Directive - The records below must be retyped exactly.

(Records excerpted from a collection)
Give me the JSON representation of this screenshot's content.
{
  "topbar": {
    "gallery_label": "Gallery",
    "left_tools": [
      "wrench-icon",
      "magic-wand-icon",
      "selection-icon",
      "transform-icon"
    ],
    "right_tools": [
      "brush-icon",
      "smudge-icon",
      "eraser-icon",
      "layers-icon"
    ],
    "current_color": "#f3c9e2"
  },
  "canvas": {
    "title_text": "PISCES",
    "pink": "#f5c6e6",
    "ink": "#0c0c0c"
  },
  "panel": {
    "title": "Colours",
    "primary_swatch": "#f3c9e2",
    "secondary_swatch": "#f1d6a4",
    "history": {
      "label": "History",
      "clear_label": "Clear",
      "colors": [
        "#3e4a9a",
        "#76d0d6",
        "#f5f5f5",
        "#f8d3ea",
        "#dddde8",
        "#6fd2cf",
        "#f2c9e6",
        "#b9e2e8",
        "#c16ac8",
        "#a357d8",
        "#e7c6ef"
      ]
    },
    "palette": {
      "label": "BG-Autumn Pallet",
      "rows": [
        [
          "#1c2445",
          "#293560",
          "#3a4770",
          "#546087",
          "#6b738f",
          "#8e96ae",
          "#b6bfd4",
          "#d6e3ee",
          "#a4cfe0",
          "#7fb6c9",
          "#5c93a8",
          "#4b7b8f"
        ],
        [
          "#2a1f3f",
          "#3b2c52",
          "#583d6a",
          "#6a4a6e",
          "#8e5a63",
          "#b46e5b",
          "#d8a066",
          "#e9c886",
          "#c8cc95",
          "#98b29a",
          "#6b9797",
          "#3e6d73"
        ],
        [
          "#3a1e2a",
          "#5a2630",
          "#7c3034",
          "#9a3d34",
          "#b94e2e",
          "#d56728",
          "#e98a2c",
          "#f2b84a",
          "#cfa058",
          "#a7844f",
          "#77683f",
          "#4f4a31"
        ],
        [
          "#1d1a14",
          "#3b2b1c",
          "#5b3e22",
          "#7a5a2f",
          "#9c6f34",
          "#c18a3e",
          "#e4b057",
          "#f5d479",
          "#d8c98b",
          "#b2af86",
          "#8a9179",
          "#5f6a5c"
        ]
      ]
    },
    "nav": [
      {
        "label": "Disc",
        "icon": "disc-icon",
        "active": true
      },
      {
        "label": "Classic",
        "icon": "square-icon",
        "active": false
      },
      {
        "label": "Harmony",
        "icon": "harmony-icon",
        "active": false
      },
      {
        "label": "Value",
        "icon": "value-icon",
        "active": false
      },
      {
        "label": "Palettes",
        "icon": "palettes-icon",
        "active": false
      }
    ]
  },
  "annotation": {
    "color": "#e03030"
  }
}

Completed exercise -
Give me the JSON representation of this screenshot's content.
{
  "topbar": {
    "gallery_label": "Gallery",
    "left_tools": [
      "wrench-icon",
      "magic-wand-icon",
      "selection-icon",
      "transform-icon"
    ],
    "right_tools": [
      "brush-icon",
      "smudge-icon",
      "eraser-icon",
      "layers-icon"
    ],
    "current_color": "#f3c9e2"
  },
  "canvas": {
    "title_text": "PISCES",
    "pink": "#f5c6e6",
    "ink": "#0c0c0c"
  },
  "panel": {
    "title": "Colours",
    "primary_swatch": "#f3c9e2",
    "secondary_swatch": "#f1d6a4",
    "history": {
      "label": "History",
      "clear_label": "Clear",
      "colors": [
        "#3e4a9a",
        "#76d0d6",
        "#f5f5f5",
        "#f8d3ea",
        "#dddde8",
        "#6fd2cf",
        "#f2c9e6",
        "#b9e2e8",
        "#c16ac8",
        "#a357d8",
        "#e7c6ef"
      ]
    },
    "palette": {
      "label": "BG-Autumn Pallet",
      "rows": [
        [
          "#1c2445",
          "#293560",
          "#3a4770",
          "#546087",
          "#6b738f",
          "#8e96ae",
          "#b6bfd4",
          "#d6e3ee",
          "#a4cfe0",
          "#7fb6c9",
          "#5c93a8",
          "#4b7b8f"
        ],
        [
          "#2a1f3f",
          "#3b2c52",
          "#583d6a",
          "#6a4a6e",
          "#8e5a63",
          "#b46e5b",
          "#d8a066",
          "#e9c886",
          "#c8cc95",
          "#98b29a",
          "#6b9797",
          "#3e6d73"
        ],
        [
          "#3a1e2a",
          "#5a2630",
          "#7c3034",
          "#9a3d34",
          "#b94e2e",
          "#d56728",
          "#e98a2c",
          "#f2b84a",
          "#cfa058",
          "#a7844f",
          "#77683f",
          "#4f4a31"
        ],
        [
          "#1d1a14",
          "#3b2b1c",
          "#5b3e22",
          "#7a5a2f",
          "#9c6f34",
          "#c18a3e",
          "#e4b057",
          "#f5d479",
          "#d8c98b",
          "#b2af86",
          "#8a9179",
          "#5f6a5c"
        ]
      ]
    },
    "nav": [
      {
        "label": "Disc",
        "icon": "disc-icon",
        "active": true
      },
      {
        "label": "Classic",
        "icon": "square-icon",
        "active": false
      },
      {
        "label": "Harmony",
        "icon": "harmony-icon",
        "active": false
      },
      {
        "label": "Value",
        "icon": "value-icon",
        "active": false
      },
      {
        "label": "Palettes",
        "icon": "palettes-icon",
        "active": false
      }
    ]
  },
  "annotation": {
    "color": "#e03030"
  }
}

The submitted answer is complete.